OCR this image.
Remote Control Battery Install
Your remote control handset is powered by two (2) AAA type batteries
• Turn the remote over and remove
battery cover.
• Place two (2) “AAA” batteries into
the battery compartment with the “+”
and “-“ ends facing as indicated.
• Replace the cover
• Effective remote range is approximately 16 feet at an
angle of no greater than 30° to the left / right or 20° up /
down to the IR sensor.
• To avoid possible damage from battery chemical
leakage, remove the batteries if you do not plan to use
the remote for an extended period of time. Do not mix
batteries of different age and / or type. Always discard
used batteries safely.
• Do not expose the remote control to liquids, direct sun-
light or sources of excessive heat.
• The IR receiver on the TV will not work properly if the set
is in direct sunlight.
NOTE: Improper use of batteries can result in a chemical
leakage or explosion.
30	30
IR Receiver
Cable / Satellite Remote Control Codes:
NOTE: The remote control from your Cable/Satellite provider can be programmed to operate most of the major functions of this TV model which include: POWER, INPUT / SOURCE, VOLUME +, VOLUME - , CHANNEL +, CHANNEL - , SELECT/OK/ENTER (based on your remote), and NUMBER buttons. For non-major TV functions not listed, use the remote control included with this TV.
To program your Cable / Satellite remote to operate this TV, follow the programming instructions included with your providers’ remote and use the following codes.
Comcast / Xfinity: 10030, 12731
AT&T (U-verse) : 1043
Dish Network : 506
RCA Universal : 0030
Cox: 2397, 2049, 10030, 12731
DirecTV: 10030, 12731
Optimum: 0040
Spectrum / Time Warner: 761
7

> [SHORT TASK] Write out all the entries exactly.

> [OUTPUT]
OCR this image.
Remote Control Battery Install
Your remote control handset is powered by two (2) AAA type batteries
• Turn the remote over and remove
battery cover.
• Place two (2) “AAA” batteries into
the battery compartment with the “+”
and “-“ ends facing as indicated.
• Replace the cover
• Effective remote range is approximately 16 feet at an
angle of no greater than 30° to the left / right or 20° up /
down to the IR sensor.
• To avoid possible damage from battery chemical
leakage, remove the batteries if you do not plan to use
the remote for an extended period of time. Do not mix
batteries of different age and / or type. Always discard
used batteries safely.
• Do not expose the remote control to liquids, direct sun-
light or sources of excessive heat.
• The IR receiver on the TV will not work properly if the set
is in direct sunlight.
NOTE: Improper use of batteries can result in a chemical
leakage or explosion.
30	30
IR Receiver
Cable / Satellite Remote Control Codes:
NOTE: The remote control from your Cable/Satellite provider can be programmed to operate most of the major functions of this TV model which include: POWER, INPUT / SOURCE, VOLUME +, VOLUME - , CHANNEL +, CHANNEL - , SELECT/OK/ENTER (based on your remote), and NUMBER buttons. For non-major TV functions not listed, use the remote control included with this TV.
To program your Cable / Satellite remote to operate this TV, follow the programming instructions included with your providers’ remote and use the following codes.
Comcast / Xfinity: 10030, 12731
AT&T (U-verse) : 1043
Dish Network : 506
RCA Universal : 0030
Cox: 2397, 2049, 10030, 12731
DirecTV: 10030, 12731
Optimum: 0040
Spectrum / Time Warner: 761
7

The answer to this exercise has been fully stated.